Find how many lines of the listing below include the word "usage", then report the number by itself.
-- -- --
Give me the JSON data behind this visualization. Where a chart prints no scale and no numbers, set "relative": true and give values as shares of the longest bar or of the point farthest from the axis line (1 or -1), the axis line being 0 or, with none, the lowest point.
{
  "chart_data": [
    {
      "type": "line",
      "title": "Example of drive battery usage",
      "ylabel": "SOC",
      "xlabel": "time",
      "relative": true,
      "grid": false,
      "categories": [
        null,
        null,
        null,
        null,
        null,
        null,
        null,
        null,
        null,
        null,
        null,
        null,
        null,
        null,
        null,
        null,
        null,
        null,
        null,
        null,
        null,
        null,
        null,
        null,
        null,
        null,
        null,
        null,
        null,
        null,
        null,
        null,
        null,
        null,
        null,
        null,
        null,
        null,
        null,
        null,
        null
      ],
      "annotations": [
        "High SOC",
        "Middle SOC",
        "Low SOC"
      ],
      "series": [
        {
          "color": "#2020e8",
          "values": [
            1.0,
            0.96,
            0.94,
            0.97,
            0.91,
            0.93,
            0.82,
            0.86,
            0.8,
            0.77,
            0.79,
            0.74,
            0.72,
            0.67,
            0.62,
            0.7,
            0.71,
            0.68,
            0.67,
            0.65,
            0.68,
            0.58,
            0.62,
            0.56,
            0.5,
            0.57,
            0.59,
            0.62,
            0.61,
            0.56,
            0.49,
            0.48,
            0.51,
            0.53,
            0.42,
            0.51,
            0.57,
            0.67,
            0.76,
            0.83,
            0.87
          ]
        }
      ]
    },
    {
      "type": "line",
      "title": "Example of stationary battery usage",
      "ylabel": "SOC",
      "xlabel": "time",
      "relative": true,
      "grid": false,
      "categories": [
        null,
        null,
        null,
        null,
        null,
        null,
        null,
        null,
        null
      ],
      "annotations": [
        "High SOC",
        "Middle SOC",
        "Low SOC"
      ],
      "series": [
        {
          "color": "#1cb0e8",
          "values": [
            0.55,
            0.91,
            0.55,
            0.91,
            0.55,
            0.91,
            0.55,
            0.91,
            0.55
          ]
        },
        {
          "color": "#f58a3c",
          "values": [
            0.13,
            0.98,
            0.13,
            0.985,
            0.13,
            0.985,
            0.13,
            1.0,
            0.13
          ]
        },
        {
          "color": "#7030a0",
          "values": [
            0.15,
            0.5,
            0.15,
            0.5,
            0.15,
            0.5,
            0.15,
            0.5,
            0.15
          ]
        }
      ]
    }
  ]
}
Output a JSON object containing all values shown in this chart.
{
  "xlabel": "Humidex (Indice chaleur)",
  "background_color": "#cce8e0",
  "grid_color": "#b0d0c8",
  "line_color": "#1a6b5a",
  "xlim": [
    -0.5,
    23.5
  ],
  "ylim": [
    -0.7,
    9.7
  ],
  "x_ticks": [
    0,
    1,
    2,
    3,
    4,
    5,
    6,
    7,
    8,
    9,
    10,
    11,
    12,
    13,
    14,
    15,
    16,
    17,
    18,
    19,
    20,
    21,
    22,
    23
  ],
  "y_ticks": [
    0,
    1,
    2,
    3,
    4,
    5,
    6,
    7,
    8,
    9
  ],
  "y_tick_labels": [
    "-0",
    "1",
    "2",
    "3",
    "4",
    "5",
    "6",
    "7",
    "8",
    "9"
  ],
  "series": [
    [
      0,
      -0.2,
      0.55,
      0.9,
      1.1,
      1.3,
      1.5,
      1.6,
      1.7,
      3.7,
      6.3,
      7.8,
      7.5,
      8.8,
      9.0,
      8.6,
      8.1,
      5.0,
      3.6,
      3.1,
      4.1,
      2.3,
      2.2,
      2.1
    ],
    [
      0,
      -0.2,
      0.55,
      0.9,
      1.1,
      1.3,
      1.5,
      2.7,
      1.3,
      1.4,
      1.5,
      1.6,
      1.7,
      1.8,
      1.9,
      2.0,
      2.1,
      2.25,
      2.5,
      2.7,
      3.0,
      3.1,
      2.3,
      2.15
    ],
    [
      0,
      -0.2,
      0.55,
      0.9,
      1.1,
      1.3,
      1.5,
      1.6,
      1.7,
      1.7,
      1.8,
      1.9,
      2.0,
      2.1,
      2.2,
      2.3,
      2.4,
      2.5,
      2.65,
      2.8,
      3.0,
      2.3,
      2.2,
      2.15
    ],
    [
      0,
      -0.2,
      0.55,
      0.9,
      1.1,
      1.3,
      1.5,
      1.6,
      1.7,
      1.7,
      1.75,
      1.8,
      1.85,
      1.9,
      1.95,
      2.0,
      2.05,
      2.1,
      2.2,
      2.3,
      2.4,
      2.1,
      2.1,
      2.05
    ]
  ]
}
-- -- --
**The output**
2